### TASK OBJECTIVE
Set down, exactly as written, the line containing "Output the text content of this document." and all the lines that follow it to the end of the entries below, omitting every picture.

### STUDY MATERIAL
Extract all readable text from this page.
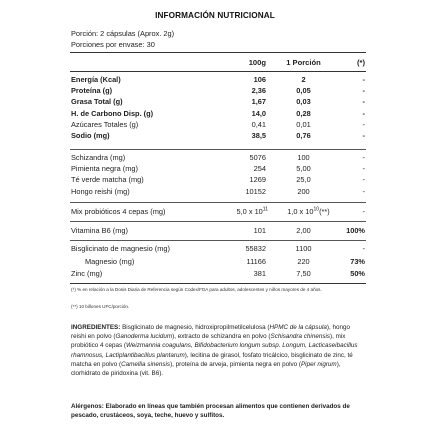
INFORMACIÓN NUTRICIONAL
Porción: 2 cápsulas (Aprox. 2g)
Porciones por envase: 30
100g	1 Porción	(*)
Energía (Kcal)	106	2	-
Proteína (g)	2,36	0,05	-
Grasa Total (g)	1,67	0,03	-
H. de Carbono Disp. (g)	14,0	0,28	-
Azúcares Totales (g)	0,41	0,01	-
Sodio (mg)	38,5	0,76	-
Schizandra (mg)	5076	100	-
Pimienta negra (mg)	254	5,00	-
Té verde matcha (mg)	1269	25,0	-
Hongo reishi (mg)	10152	200	-
Mix probióticos 4 cepas (mg)	5,0 x $10^{11}$	1,0 x $10^{10}(**)$	-
Vitamina B6 (mg)	101	2,00	100%
Bisglicinato de magnesio (mg)	55832	1100	-
Magnesio (mg)	11166	220	73%
Zinc (mg)	381	7,50	50%
(*) % en relación a la Dosis Diaria de Referencia según Codex/FDA para adultos, adolescentes y niños mayores de 4 años.
(**) 10 billones UFC/porción.
INGREDIENTES: Bisglicinato de magnesio, hidroxipropilmetilcelulosa (HPMC de la cápsula), hongo reishi en polvo (Ganoderma lucidum), extracto de schizandra en polvo (Schisandra chinensis), mix probiótico 4 cepas (Weizmannia coagulans, Bifidobacterium longum subsp. Longum, Lacticaseibacillus rhamnosus, Lactiplantibacillus plantarum), lecitina de girasol, fosfato tricálcico, bisglicinato de zinc, té matcha en polvo (Camellia sinensis), proteína de arveja, pimienta negra en polvo (Piper nigrum), clorhidrato de piridoxina (vit. B6).
Alérgenos: Elaborado en líneas que también procesan alimentos que contienen derivados de pescado, crustáceos, soya, teche, huevo y sulfitos.
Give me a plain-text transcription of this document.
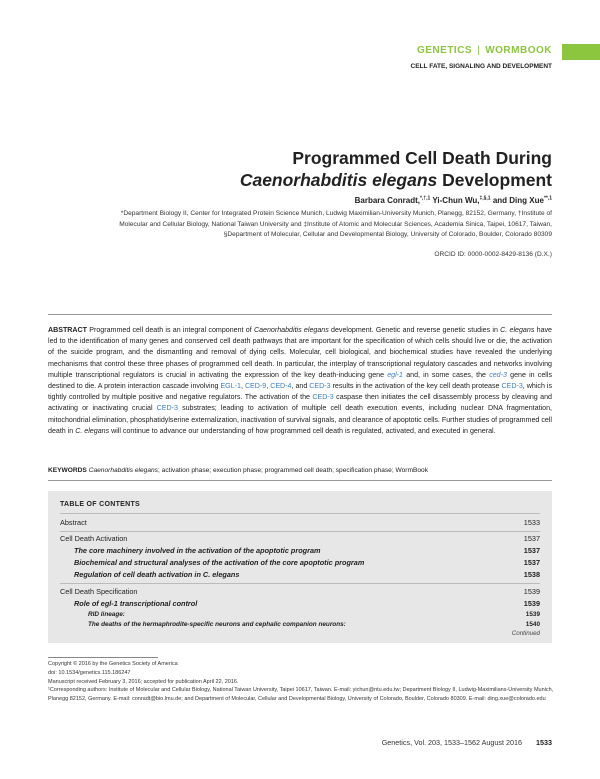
GENETICS | WORMBOOK
CELL FATE, SIGNALING AND DEVELOPMENT
Programmed Cell Death During
Caenorhabditis elegans Development
Barbara Conradt,$^{*,\dagger,1}$ Yi-Chun Wu,$^{\ddagger,\S,1}$ and Ding Xue$^{**,1}$
*Department Biology II, Center for Integrated Protein Science Munich, Ludwig Maximilian-University Munich, Planegg, 82152, Germany, †Institute of Molecular and Cellular Biology, National Taiwan University and ‡Institute of Atomic and Molecular Sciences, Academia Sinica, Taipei, 10617, Taiwan, §Department of Molecular, Cellular and Developmental Biology, University of Colorado, Boulder, Colorado 80309
ORCID ID: 0000-0002-8429-8136 (D.X.)
ABSTRACT Programmed cell death is an integral component of Caenorhabditis elegans development. Genetic and reverse genetic studies in C. elegans have led to the identification of many genes and conserved cell death pathways that are important for the specification of which cells should live or die, the activation of the suicide program, and the dismantling and removal of dying cells. Molecular, cell biological, and biochemical studies have revealed the underlying mechanisms that control these three phases of programmed cell death. In particular, the interplay of transcriptional regulatory cascades and networks involving multiple transcriptional regulators is crucial in activating the expression of the key death-inducing gene egl-1 and, in some cases, the ced-3 gene in cells destined to die. A protein interaction cascade involving EGL-1, CED-9, CED-4, and CED-3 results in the activation of the key cell death protease CED-3, which is tightly controlled by multiple positive and negative regulators. The activation of the CED-3 caspase then initiates the cell disassembly process by cleaving and activating or inactivating crucial CED-3 substrates; leading to activation of multiple cell death execution events, including nuclear DNA fragmentation, mitochondrial elimination, phosphatidylserine externalization, inactivation of survival signals, and clearance of apoptotic cells. Further studies of programmed cell death in C. elegans will continue to advance our understanding of how programmed cell death is regulated, activated, and executed in general.
KEYWORDS Caenorhabditis elegans; activation phase; execution phase; programmed cell death; specification phase; WormBook
TABLE OF CONTENTS
Abstract	1533
Cell Death Activation	1537
The core machinery involved in the activation of the apoptotic program	1537
Biochemical and structural analyses of the activation of the core apoptotic program	1537
Regulation of cell death activation in C. elegans	1538
Cell Death Specification	1539
Role of egl-1 transcriptional control	1539
RID lineage:	1539
The deaths of the hermaphrodite-specific neurons and cephalic companion neurons:	1540
Continued
Copyright © 2016 by the Genetics Society of America
doi: 10.1534/genetics.115.186247
Manuscript received February 3, 2016; accepted for publication April 22, 2016.
¹Corresponding authors: Institute of Molecular and Cellular Biology, National Taiwan University, Taipei 10617, Taiwan. E-mail: yichun@ntu.edu.tw; Department Biology II, Ludwig-Maximilians-University Munich, Planegg 82152, Germany. E-mail: conradt@bio.lmu.de; and Department of Molecular, Cellular and Developmental Biology, University of Colorado, Boulder, Colorado 80309. E-mail: ding.xue@colorado.edu
Genetics, Vol. 203, 1533–1562 August 2016 1533
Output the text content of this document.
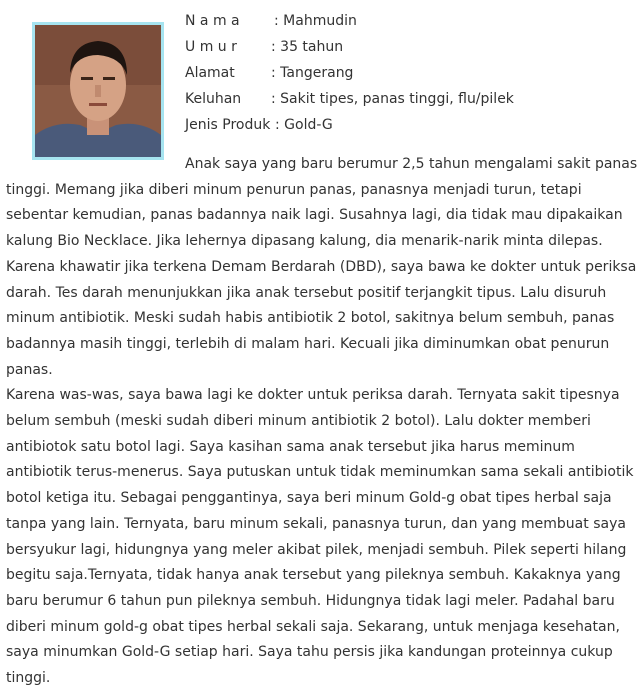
N a m a : Mahmudin
U m u r : 35 tahun
Alamat	: Tangerang
Keluhan : Sakit tipes, panas tinggi, flu/pilek
Jenis Produk : Gold-G

Anak saya yang baru berumur 2,5 tahun mengalami sakit panas
tinggi. Memang jika diberi minum penurun panas, panasnya menjadi turun, tetapi sebentar kemudian, panas badannya naik lagi. Susahnya lagi, dia tidak mau dipakaikan kalung Bio Necklace. Jika lehernya dipasang kalung, dia menarik-narik minta dilepas. Karena khawatir jika terkena Demam Berdarah (DBD), saya bawa ke dokter untuk periksa darah. Tes darah menunjukkan jika anak tersebut positif terjangkit tipus. Lalu disuruh minum antibiotik. Meski sudah habis antibiotik 2 botol, sakitnya belum sembuh, panas badannya masih tinggi, terlebih di malam hari. Kecuali jika diminumkan obat penurun panas.

Karena was-was, saya bawa lagi ke dokter untuk periksa darah. Ternyata sakit tipesnya belum sembuh (meski sudah diberi minum antibiotik 2 botol). Lalu dokter memberi antibiotok satu botol lagi. Saya kasihan sama anak tersebut jika harus meminum antibiotik terus-menerus. Saya putuskan untuk tidak meminumkan sama sekali antibiotik botol ketiga itu. Sebagai penggantinya, saya beri minum Gold-g obat tipes herbal saja tanpa yang lain. Ternyata, baru minum sekali, panasnya turun, dan yang membuat saya bersyukur lagi, hidungnya yang meler akibat pilek, menjadi sembuh. Pilek seperti hilang begitu saja.Ternyata, tidak hanya anak tersebut yang pileknya sembuh. Kakaknya yang baru berumur 6 tahun pun pileknya sembuh. Hidungnya tidak lagi meler. Padahal baru diberi minum gold-g obat tipes herbal sekali saja. Sekarang, untuk menjaga kesehatan, saya minumkan Gold-G setiap hari. Saya tahu persis jika kandungan proteinnya cukup tinggi.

### EXERCISE SOLUTION
Output the text content of this document.
N a m a : Mahmudin
U m u r : 35 tahun
Alamat	: Tangerang
Keluhan : Sakit tipes, panas tinggi, flu/pilek
Jenis Produk : Gold-G

Anak saya yang baru berumur 2,5 tahun mengalami sakit panas
tinggi. Memang jika diberi minum penurun panas, panasnya menjadi turun, tetapi sebentar kemudian, panas badannya naik lagi. Susahnya lagi, dia tidak mau dipakaikan kalung Bio Necklace. Jika lehernya dipasang kalung, dia menarik-narik minta dilepas. Karena khawatir jika terkena Demam Berdarah (DBD), saya bawa ke dokter untuk periksa darah. Tes darah menunjukkan jika anak tersebut positif terjangkit tipus. Lalu disuruh minum antibiotik. Meski sudah habis antibiotik 2 botol, sakitnya belum sembuh, panas badannya masih tinggi, terlebih di malam hari. Kecuali jika diminumkan obat penurun panas.

Karena was-was, saya bawa lagi ke dokter untuk periksa darah. Ternyata sakit tipesnya belum sembuh (meski sudah diberi minum antibiotik 2 botol). Lalu dokter memberi antibiotok satu botol lagi. Saya kasihan sama anak tersebut jika harus meminum antibiotik terus-menerus. Saya putuskan untuk tidak meminumkan sama sekali antibiotik botol ketiga itu. Sebagai penggantinya, saya beri minum Gold-g obat tipes herbal saja tanpa yang lain. Ternyata, baru minum sekali, panasnya turun, dan yang membuat saya bersyukur lagi, hidungnya yang meler akibat pilek, menjadi sembuh. Pilek seperti hilang begitu saja.Ternyata, tidak hanya anak tersebut yang pileknya sembuh. Kakaknya yang baru berumur 6 tahun pun pileknya sembuh. Hidungnya tidak lagi meler. Padahal baru diberi minum gold-g obat tipes herbal sekali saja. Sekarang, untuk menjaga kesehatan, saya minumkan Gold-G setiap hari. Saya tahu persis jika kandungan proteinnya cukup tinggi.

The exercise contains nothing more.